* [What is expected]
Find every line in the records below that holds the word "Estate", and copy each one.

* [Material supplied]
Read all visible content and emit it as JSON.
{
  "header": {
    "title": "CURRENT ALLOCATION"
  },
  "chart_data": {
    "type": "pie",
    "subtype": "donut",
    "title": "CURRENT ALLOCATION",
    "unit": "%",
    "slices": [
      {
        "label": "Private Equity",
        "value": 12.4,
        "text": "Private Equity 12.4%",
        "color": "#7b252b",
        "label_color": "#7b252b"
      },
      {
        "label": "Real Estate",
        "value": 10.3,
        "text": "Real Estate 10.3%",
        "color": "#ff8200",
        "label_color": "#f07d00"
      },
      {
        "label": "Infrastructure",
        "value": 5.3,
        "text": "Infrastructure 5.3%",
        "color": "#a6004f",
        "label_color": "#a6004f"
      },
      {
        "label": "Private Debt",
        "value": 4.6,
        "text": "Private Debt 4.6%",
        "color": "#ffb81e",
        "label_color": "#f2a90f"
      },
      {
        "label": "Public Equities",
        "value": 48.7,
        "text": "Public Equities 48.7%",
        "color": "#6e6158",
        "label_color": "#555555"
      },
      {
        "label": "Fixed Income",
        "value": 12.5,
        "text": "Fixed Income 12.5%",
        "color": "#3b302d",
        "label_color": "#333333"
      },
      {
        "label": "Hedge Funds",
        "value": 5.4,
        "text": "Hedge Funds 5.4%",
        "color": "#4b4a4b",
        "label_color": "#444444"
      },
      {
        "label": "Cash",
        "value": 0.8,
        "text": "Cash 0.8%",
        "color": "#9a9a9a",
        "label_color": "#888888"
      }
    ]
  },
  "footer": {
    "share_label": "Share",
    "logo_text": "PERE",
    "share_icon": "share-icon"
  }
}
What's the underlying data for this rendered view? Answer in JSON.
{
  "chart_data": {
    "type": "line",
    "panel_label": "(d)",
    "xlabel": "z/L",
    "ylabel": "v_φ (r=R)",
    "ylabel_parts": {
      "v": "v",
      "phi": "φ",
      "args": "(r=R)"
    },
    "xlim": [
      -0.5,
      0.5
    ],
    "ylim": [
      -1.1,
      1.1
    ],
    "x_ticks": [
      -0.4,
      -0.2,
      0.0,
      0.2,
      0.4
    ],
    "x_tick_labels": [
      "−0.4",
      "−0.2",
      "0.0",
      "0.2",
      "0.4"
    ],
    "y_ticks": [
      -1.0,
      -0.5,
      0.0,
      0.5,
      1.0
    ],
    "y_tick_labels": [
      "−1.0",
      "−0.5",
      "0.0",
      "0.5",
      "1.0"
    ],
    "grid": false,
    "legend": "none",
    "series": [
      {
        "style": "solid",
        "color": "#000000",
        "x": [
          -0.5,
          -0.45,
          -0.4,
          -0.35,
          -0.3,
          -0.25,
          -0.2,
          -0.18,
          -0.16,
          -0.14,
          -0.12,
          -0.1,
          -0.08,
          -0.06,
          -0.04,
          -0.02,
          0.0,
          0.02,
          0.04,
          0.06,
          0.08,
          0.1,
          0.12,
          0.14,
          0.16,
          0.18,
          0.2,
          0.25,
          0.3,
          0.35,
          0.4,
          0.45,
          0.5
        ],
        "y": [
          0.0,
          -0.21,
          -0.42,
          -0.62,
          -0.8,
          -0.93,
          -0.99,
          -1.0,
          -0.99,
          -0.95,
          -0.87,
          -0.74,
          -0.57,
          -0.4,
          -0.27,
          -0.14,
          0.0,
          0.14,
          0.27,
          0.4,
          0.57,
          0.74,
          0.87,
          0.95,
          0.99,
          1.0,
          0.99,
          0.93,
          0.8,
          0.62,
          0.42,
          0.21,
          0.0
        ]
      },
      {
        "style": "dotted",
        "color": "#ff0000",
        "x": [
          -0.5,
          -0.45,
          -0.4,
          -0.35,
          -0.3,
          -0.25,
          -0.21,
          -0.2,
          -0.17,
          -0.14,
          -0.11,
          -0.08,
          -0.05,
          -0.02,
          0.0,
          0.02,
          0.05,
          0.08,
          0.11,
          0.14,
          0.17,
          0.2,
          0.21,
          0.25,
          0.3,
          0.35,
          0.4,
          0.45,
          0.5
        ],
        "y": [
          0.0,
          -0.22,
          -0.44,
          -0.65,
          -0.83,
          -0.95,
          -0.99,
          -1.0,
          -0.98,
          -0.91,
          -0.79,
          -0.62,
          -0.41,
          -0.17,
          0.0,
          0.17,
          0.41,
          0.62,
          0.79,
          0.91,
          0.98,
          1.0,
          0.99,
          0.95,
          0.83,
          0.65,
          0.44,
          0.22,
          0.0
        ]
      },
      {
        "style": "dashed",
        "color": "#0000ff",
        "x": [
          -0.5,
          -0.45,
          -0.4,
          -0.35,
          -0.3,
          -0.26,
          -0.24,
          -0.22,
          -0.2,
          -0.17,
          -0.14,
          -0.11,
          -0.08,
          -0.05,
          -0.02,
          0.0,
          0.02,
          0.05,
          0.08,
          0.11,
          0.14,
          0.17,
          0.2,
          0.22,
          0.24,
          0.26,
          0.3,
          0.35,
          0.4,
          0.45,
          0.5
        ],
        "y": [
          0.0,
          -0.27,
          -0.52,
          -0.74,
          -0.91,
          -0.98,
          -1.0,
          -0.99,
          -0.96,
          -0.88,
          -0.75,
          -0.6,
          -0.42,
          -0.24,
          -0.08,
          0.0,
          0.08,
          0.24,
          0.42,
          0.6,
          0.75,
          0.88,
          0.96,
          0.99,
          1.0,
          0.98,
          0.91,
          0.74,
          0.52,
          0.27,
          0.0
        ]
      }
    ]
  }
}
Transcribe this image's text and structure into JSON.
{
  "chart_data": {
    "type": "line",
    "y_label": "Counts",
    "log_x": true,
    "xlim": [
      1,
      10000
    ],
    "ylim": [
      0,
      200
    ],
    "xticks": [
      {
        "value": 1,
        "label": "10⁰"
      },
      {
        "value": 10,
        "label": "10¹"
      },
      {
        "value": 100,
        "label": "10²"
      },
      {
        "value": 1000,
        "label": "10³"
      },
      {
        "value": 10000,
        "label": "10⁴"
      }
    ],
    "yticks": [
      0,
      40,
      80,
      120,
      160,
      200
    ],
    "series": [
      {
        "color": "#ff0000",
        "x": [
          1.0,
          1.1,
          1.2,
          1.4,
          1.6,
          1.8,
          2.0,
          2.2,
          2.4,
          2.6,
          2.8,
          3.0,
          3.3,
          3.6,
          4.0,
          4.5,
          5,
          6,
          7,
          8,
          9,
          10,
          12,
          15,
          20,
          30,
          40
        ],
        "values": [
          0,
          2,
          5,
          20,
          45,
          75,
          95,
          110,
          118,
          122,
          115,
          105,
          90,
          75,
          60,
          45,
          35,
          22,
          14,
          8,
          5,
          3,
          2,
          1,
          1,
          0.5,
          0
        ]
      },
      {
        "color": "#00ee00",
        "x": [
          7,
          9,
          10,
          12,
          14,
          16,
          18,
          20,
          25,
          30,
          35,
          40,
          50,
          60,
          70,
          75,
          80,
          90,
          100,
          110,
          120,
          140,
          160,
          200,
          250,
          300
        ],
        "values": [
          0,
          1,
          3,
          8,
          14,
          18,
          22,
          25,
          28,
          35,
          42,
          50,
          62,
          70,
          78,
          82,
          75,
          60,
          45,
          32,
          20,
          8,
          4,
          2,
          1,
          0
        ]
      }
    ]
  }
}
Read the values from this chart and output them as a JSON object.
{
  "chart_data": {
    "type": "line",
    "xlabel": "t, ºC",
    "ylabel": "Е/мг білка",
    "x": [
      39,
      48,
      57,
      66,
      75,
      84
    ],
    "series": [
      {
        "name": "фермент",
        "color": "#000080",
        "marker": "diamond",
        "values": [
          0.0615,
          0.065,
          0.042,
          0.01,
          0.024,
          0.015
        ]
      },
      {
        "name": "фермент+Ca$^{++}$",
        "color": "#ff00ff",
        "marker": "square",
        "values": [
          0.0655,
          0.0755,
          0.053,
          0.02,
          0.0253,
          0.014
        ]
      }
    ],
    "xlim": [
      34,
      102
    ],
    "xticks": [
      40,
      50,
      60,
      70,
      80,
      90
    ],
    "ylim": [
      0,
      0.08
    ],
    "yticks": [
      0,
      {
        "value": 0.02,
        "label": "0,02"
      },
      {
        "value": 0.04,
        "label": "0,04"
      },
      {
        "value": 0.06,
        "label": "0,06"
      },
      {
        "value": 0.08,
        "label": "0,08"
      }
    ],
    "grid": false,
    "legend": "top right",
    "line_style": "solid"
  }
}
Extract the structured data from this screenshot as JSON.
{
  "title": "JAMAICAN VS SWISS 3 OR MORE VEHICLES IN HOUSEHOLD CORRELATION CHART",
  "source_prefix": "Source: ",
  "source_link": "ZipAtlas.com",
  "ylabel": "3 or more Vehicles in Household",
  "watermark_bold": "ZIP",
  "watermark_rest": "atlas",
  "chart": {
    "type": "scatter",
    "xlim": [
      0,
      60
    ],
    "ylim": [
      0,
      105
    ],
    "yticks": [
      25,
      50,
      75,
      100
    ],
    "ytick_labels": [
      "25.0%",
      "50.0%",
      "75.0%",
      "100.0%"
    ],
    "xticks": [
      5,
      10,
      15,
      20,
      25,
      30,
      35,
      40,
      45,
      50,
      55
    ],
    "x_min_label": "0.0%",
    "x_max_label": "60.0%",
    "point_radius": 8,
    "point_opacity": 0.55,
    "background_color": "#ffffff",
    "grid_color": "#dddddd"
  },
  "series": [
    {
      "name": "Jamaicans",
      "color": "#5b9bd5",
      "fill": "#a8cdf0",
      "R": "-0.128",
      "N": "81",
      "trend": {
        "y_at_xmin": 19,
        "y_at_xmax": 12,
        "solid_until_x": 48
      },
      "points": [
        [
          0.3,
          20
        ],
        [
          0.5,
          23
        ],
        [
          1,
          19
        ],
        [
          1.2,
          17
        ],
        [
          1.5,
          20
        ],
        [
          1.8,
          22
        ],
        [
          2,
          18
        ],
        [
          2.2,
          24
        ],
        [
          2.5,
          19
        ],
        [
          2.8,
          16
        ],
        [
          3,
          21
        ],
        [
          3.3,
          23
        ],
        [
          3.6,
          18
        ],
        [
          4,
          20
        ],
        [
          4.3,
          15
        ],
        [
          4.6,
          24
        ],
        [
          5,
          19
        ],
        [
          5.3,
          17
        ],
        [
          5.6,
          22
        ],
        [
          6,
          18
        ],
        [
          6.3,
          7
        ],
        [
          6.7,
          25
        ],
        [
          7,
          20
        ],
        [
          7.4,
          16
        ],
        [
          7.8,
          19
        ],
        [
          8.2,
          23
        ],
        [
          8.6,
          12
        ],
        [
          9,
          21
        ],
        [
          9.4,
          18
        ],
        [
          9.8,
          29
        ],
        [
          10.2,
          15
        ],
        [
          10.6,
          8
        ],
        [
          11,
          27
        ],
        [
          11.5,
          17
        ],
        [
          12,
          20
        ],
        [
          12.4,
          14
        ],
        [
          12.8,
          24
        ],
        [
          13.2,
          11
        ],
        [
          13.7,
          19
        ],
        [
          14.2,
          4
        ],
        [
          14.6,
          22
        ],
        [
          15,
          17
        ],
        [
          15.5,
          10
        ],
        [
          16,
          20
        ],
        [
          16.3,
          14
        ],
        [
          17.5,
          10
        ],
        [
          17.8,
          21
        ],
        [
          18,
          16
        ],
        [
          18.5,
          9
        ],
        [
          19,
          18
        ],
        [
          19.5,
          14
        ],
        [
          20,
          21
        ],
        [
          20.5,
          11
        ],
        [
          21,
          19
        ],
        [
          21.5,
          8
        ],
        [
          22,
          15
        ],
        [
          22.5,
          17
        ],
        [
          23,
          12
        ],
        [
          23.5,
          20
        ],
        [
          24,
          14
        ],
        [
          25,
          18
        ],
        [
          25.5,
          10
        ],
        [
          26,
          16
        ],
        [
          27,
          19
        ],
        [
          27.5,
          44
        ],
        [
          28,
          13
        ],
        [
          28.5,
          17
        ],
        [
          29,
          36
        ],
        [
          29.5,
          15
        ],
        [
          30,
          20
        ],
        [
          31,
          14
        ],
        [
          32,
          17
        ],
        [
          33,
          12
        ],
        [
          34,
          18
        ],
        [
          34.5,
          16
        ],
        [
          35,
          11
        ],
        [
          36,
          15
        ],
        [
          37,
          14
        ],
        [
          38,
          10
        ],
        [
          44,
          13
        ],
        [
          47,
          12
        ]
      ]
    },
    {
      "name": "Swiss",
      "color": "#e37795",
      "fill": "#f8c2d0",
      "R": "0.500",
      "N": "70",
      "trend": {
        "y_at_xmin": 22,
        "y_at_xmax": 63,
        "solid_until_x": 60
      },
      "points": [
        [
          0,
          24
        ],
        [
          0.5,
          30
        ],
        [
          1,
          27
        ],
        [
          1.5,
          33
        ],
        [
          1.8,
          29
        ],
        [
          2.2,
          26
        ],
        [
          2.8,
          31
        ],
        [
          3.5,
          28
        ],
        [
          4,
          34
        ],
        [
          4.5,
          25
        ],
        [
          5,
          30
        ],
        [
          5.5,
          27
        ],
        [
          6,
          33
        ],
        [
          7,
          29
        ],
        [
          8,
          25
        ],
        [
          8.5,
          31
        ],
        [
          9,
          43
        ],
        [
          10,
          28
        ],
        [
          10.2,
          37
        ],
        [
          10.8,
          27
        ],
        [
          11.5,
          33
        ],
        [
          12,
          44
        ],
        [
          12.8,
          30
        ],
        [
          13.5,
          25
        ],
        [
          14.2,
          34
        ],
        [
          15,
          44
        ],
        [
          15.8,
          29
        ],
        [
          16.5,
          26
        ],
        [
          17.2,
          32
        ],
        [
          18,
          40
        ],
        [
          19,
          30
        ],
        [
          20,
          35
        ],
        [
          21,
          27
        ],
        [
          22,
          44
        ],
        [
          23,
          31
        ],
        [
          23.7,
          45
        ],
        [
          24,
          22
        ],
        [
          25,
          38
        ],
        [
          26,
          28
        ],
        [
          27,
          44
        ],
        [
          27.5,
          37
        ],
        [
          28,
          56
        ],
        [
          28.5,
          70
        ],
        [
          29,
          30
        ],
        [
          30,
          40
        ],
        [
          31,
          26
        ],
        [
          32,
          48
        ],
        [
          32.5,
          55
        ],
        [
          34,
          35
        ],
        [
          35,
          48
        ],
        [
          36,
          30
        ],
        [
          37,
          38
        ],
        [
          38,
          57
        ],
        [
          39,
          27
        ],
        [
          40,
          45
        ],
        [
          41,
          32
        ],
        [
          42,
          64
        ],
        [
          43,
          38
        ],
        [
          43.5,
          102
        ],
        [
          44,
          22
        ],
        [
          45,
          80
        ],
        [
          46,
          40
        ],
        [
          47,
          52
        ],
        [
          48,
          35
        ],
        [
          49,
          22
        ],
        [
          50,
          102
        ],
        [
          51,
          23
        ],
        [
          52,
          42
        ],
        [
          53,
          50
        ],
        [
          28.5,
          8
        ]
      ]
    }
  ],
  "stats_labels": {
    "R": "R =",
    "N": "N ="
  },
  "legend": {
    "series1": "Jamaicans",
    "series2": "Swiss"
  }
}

* [The answer]
        "label": "Real Estate",
        "text": "Real Estate 10.3%",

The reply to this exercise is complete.